Challenge a: Return the rows below exactly as they appear, from the line containing "row-rationale: Weekly PP: [230, 598, 554, 623]" up to and including the line containing "candle-down: [184, 388, 189, 407]".

Excerpt to read:
━━━━━━━━━━━━━━━━

Unlike individual collectors, art museums preserve delicate art works with professional preservation techniques and technologies. Curators preserve historical works of art as treasures of humanity.

Art museums and galleries collect, exhibit, and offer educational programs to enhance people's appreciation, respect, and understanding of diverse works created during different periods of history and come from diverse cultural backgrounds. For many, works of art are the first experience people have with cultures other than their own. Art museums and galleries are important for building a global community of peace and friendship.

Contents

Art museum and human values

Art museums and art galleries are primary institutions that preserve works of art created by numerous individuals from diverse cultural traditions. People often come to understand other cultural traditions through works of art and other artifacts created in other traditions. Art museums and galleries collect and exhibit works of art by their artistic merits, regardless of racial, ethnic, national, social, and cultural background of the artist. Art museums and galleries provide a unique space where people can transcend various barriers that divide people. To enhance mutual respect among people in the global community, art museums and galleries play a crucial role. Individuals often encounter other cultural traditions through those exhibitions and programs they offer.

━━━━━━━━━━━━━━━━

[Source rows]
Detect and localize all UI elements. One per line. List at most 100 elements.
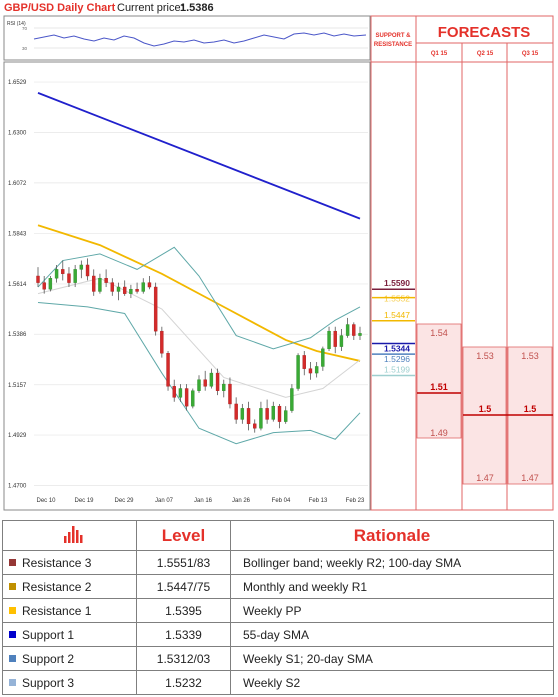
row-rationale: Weekly PP: [230, 598, 554, 623]
x-tick-label: Feb 23: [346, 498, 365, 504]
x-tick-label: Feb 13: [309, 498, 328, 504]
candle-up: [129, 289, 133, 294]
candle-up: [178, 388, 183, 398]
candle-up: [358, 333, 362, 336]
candle-down: [277, 405, 282, 422]
table-row: Support 1 1.5339 55-day SMA: [2, 622, 554, 647]
forecast-q1-mid: 1.51: [430, 382, 448, 392]
candle-down: [172, 386, 176, 398]
candle-up: [222, 383, 226, 391]
x-tick-label: Dec 19: [74, 498, 94, 504]
table-body: Resistance 3 1.5551/83 Bollinger band; wee…: [2, 550, 554, 695]
candle-down: [184, 388, 189, 407]
candle-down: [122, 286, 127, 294]
row-rationale: Bollinger band; weekly R2; 100-day SMA: [230, 550, 554, 575]
table-header-row: Level Rationale: [2, 520, 554, 551]
forecast-q1-lower: 1.49: [430, 428, 448, 438]
current-price-label: Current price:: [117, 2, 184, 14]
row-level: 1.5395: [136, 598, 231, 623]
row-name-cell: Resistance 2: [2, 574, 137, 599]
candle-up: [48, 278, 53, 290]
sr-header-line-1: SUPPORT &: [375, 33, 411, 39]
candle-down: [160, 330, 164, 354]
sr-level-label: 1.5296: [384, 354, 410, 364]
forecast-q2-lower: 1.47: [476, 473, 494, 483]
row-name-cell: Resistance 3: [2, 550, 137, 575]
row-name: Support 3: [22, 675, 75, 690]
row-name: Support 1: [22, 627, 75, 642]
table-row: Resistance 3 1.5551/83 Bollinger band; wee…: [2, 550, 554, 575]
candle-up: [296, 355, 300, 389]
candle-down: [135, 289, 139, 292]
x-tick-label: Feb 04: [272, 498, 291, 504]
row-name-cell: Resistance 1: [2, 598, 137, 623]
forecast-col-q1: Q1 15: [431, 51, 448, 57]
row-rationale: Weekly S2: [230, 670, 554, 695]
candle-up: [197, 379, 201, 391]
sma-100-line: [37, 92, 361, 220]
candle-up: [339, 335, 344, 347]
candle-down: [104, 278, 108, 283]
table-header-rationale: Rationale: [230, 520, 554, 551]
row-level: 1.5232: [136, 670, 231, 695]
candle-up: [327, 330, 331, 350]
candle-down: [153, 286, 158, 332]
candle-down: [42, 282, 46, 290]
candle-up: [79, 264, 84, 270]
candle-down: [67, 273, 71, 283]
bar-chart-icon: [63, 526, 82, 543]
forecast-q1-upper: 1.54: [430, 328, 448, 338]
level-color-swatch: [9, 582, 16, 590]
candle-down: [36, 275, 40, 283]
row-name: Support 2: [22, 651, 75, 666]
level-color-swatch: [9, 606, 16, 614]
table-row: Resistance 2 1.5447/75 Monthly and weekly …: [2, 574, 554, 599]
candle-up: [314, 366, 319, 374]
candle-up: [191, 390, 195, 407]
rsi-tick-70: 70: [22, 26, 28, 31]
y-tick-label: 1.5843: [8, 231, 27, 237]
row-name-cell: Support 3: [2, 670, 137, 695]
rationale-table: Level Rationale Resistance 3 1.5551/83 Bol…: [2, 520, 554, 695]
bollinger-upper-line: [37, 246, 361, 350]
y-tick-label: 1.6300: [8, 131, 27, 137]
rsi-line: [33, 32, 367, 47]
row-level: 1.5339: [136, 622, 231, 647]
x-tick-label: Jan 16: [194, 498, 213, 504]
forecast-q3-lower: 1.47: [521, 473, 539, 483]
price-chart-frame: [3, 61, 371, 511]
candle-up: [283, 410, 288, 422]
candle-up: [321, 348, 325, 367]
sr-level-label: 1.5552: [384, 294, 410, 304]
sr-level-label: 1.5344: [384, 344, 410, 354]
row-name-cell: Support 2: [2, 646, 137, 671]
rsi-panel-frame: [3, 15, 371, 61]
current-price-value: 1.5386: [180, 2, 214, 14]
table-header-icon-cell: [2, 520, 137, 551]
row-name: Resistance 1: [22, 603, 92, 618]
row-rationale: Weekly S1; 20-day SMA: [230, 646, 554, 671]
price-plot: 1.6529 1.6300 1.6072 1.5843 1.5614 1.5386 1.51…: [8, 80, 368, 504]
y-tick-label: 1.4700: [8, 484, 27, 490]
candle-down: [166, 353, 170, 387]
row-name-cell: Support 1: [2, 622, 137, 647]
candle-down: [228, 383, 232, 405]
table-row: Resistance 1 1.5395 Weekly PP: [2, 598, 554, 623]
candle-down: [234, 403, 238, 420]
x-tick-label: Dec 10: [36, 498, 56, 504]
candle-down: [92, 275, 96, 292]
candle-down: [147, 282, 152, 288]
y-tick-label: 1.5386: [8, 332, 27, 338]
y-tick-label: 1.6072: [8, 181, 27, 187]
sma-55-line: [37, 224, 361, 362]
row-level: 1.5312/03: [136, 646, 231, 671]
row-rationale: 55-day SMA: [230, 622, 554, 647]
candle-down: [85, 264, 90, 277]
forecast-q3-upper: 1.53: [521, 351, 539, 361]
candle-down: [215, 372, 220, 391]
candle-down: [110, 282, 115, 292]
row-level: 1.5551/83: [136, 550, 231, 575]
forecast-col-q3: Q3 15: [522, 51, 539, 57]
candle-up: [98, 278, 102, 292]
sr-level-label: 1.5590: [384, 278, 410, 288]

━━━━━━━━━━━━━━━━

Challenge b: In the passage on art museums above, retype the part from "Art museums and galleries collect, exhibit, and" up to and including "peace and friendship." without any changes.

Answer a:
row-rationale: Weekly PP: [230, 598, 554, 623]
x-tick-label: Feb 23: [346, 498, 365, 504]
x-tick-label: Feb 13: [309, 498, 328, 504]
candle-up: [129, 289, 133, 294]
candle-up: [178, 388, 183, 398]
candle-up: [358, 333, 362, 336]
candle-down: [277, 405, 282, 422]
table-row: Support 1 1.5339 55-day SMA: [2, 622, 554, 647]
forecast-q1-mid: 1.51: [430, 382, 448, 392]
candle-down: [172, 386, 176, 398]
candle-up: [222, 383, 226, 391]
x-tick-label: Dec 19: [74, 498, 94, 504]
table-body: Resistance 3 1.5551/83 Bollinger band; wee…: [2, 550, 554, 695]
candle-down: [184, 388, 189, 407]

Answer b:
Art museums and galleries collect, exhibit, and offer educational programs to enhance people's appreciation, respect, and understanding of diverse works created during different periods of history and come from diverse cultural backgrounds. For many, works of art are the first experience people have with cultures other than their own. Art museums and galleries are important for building a global community of peace and friendship.